• **Input rows**
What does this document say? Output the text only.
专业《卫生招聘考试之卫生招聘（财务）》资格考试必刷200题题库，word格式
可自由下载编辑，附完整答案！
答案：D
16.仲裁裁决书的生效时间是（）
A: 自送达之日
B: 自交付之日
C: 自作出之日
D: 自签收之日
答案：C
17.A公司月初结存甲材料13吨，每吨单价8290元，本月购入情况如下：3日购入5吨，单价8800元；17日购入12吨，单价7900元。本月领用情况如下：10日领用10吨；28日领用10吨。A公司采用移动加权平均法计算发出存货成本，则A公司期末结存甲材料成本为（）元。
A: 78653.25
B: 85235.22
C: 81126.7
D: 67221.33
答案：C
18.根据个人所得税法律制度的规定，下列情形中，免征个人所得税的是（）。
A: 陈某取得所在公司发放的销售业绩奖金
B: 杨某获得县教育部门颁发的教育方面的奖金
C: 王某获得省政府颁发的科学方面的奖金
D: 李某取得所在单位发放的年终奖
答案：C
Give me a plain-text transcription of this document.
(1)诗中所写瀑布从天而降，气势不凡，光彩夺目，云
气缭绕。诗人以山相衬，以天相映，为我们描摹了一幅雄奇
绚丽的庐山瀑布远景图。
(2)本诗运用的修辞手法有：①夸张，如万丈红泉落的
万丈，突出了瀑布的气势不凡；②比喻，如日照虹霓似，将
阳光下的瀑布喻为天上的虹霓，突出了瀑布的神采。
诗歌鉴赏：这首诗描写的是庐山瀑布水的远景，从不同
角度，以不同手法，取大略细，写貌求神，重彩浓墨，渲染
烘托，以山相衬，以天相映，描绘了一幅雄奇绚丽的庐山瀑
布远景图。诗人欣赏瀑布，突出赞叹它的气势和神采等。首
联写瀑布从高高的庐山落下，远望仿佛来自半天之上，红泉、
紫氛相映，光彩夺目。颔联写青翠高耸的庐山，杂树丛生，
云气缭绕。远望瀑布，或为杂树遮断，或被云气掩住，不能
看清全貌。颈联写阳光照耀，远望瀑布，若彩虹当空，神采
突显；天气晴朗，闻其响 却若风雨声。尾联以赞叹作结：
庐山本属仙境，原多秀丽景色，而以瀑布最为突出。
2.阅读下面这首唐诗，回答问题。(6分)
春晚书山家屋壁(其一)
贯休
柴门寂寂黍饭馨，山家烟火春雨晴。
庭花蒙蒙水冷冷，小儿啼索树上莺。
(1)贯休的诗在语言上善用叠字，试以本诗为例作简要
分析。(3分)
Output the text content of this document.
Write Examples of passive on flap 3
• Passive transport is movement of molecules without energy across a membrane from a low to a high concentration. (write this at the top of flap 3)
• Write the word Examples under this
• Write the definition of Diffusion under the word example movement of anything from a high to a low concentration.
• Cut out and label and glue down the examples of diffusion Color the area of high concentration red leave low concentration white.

• **The request**
Copy down every line of the material above that includes the string "flap".

• **Task output**
Write Examples of passive on flap 3
• Passive transport is movement of molecules without energy across a membrane from a low to a high concentration. (write this at the top of flap 3)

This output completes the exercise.